How many lines in this data contain the string "Enter"? Reply with the number only.

########

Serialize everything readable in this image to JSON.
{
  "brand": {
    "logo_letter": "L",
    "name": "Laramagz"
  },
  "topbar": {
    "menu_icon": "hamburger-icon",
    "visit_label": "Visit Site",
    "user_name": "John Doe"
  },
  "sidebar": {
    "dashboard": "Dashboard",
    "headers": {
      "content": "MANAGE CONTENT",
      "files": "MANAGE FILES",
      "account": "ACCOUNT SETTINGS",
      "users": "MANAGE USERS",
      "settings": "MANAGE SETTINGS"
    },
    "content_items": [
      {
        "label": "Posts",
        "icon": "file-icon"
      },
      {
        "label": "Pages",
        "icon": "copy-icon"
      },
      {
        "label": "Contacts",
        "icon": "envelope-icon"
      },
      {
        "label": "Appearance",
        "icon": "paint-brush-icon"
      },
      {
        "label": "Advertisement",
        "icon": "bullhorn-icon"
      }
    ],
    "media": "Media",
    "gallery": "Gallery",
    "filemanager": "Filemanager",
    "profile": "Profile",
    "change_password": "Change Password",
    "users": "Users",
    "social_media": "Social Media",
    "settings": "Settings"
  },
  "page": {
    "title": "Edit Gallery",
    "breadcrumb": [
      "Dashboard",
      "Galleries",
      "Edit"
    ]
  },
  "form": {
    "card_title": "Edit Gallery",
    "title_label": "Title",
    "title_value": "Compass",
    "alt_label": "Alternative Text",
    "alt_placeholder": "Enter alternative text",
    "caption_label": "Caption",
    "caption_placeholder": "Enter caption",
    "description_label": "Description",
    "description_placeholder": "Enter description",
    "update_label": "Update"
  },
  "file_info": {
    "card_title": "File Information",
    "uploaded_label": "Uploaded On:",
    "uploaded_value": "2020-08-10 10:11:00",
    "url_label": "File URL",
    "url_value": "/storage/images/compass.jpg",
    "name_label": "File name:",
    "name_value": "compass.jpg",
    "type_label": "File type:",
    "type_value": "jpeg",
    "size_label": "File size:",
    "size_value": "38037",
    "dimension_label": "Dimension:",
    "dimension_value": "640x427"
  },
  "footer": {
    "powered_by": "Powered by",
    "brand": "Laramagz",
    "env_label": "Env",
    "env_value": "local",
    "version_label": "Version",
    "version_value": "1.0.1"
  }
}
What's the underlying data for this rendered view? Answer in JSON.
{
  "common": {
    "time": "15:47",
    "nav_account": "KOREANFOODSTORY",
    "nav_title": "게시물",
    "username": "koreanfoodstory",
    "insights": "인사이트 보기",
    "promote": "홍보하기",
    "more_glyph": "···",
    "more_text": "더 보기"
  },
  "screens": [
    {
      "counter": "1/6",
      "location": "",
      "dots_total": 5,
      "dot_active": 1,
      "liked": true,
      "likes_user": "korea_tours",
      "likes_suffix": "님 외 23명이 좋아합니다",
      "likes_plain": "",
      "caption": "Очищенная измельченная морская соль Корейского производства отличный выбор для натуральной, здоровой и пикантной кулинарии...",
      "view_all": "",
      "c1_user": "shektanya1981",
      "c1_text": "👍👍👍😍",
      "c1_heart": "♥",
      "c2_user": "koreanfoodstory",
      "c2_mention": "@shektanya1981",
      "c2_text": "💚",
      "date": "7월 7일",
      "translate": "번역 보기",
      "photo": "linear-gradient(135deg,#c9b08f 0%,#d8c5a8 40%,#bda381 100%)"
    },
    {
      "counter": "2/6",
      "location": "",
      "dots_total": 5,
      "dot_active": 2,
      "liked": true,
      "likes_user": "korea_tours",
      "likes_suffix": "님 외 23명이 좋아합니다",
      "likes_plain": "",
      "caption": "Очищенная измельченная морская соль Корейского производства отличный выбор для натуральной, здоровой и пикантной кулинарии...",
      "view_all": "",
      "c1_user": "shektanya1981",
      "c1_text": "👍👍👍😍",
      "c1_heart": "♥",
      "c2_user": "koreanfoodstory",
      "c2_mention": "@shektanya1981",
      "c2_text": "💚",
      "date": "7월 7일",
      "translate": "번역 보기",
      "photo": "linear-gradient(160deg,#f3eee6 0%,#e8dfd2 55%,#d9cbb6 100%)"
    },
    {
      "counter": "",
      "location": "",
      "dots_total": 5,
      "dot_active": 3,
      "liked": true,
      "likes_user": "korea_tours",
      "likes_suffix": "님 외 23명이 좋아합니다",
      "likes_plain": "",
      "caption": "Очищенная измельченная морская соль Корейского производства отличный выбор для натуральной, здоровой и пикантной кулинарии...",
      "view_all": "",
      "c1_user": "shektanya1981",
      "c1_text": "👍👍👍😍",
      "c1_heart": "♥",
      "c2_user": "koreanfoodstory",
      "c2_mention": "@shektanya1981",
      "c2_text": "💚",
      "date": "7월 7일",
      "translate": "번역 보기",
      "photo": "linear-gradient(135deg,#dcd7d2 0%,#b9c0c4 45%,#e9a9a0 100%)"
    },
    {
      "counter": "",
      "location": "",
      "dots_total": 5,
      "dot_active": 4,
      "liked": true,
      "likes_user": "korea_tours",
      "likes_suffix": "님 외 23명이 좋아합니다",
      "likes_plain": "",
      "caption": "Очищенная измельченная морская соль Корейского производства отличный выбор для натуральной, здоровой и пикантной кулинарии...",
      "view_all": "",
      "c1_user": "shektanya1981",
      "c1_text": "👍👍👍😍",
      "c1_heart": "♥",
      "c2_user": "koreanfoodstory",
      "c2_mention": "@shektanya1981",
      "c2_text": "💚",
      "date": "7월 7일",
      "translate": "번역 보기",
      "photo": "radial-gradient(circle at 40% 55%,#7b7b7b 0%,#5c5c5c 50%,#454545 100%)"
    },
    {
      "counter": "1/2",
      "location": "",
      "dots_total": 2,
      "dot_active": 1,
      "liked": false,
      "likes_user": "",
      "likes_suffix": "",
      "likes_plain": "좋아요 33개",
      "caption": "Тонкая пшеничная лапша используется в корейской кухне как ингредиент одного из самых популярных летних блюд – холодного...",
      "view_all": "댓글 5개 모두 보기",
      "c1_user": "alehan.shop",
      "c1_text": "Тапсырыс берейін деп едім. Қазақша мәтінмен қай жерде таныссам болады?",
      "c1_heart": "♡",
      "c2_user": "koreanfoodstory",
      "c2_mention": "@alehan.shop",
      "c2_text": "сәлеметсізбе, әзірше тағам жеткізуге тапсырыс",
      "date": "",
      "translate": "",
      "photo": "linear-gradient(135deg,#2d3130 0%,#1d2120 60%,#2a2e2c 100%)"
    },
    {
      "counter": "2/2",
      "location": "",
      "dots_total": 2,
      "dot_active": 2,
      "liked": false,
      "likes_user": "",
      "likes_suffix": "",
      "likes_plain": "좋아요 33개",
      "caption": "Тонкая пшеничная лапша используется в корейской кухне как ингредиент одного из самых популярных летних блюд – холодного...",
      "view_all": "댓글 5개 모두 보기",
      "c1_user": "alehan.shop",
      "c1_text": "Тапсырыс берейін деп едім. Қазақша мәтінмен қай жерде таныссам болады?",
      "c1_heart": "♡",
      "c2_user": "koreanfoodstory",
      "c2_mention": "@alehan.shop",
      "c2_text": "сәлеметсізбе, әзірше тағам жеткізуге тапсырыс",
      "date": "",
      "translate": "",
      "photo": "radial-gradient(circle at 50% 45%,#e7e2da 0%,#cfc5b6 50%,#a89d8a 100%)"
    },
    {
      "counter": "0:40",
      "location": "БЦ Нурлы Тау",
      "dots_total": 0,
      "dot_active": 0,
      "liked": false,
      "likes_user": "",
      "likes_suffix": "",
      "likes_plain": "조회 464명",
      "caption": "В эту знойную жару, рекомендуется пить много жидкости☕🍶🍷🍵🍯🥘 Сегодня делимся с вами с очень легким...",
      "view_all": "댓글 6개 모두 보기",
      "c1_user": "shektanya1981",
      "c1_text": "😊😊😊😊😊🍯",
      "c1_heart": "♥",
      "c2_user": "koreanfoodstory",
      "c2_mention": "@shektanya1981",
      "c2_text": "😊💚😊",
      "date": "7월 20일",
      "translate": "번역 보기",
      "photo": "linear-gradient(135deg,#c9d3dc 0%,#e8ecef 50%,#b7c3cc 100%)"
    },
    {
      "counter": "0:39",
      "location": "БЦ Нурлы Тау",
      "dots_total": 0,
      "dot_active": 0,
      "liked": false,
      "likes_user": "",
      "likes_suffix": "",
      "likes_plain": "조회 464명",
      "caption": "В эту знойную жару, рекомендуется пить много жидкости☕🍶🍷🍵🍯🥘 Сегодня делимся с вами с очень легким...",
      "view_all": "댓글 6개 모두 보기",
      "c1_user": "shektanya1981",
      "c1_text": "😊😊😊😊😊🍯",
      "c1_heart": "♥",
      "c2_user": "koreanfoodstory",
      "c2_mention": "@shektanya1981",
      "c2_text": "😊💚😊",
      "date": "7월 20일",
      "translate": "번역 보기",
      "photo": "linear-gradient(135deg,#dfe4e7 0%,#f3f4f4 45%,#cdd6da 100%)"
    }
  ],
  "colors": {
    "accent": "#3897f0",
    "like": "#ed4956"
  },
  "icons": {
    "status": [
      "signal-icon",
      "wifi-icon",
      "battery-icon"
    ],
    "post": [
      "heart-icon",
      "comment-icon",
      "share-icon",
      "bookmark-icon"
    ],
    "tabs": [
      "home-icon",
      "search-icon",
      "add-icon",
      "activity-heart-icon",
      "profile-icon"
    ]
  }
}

########

> [Exercise solution] 3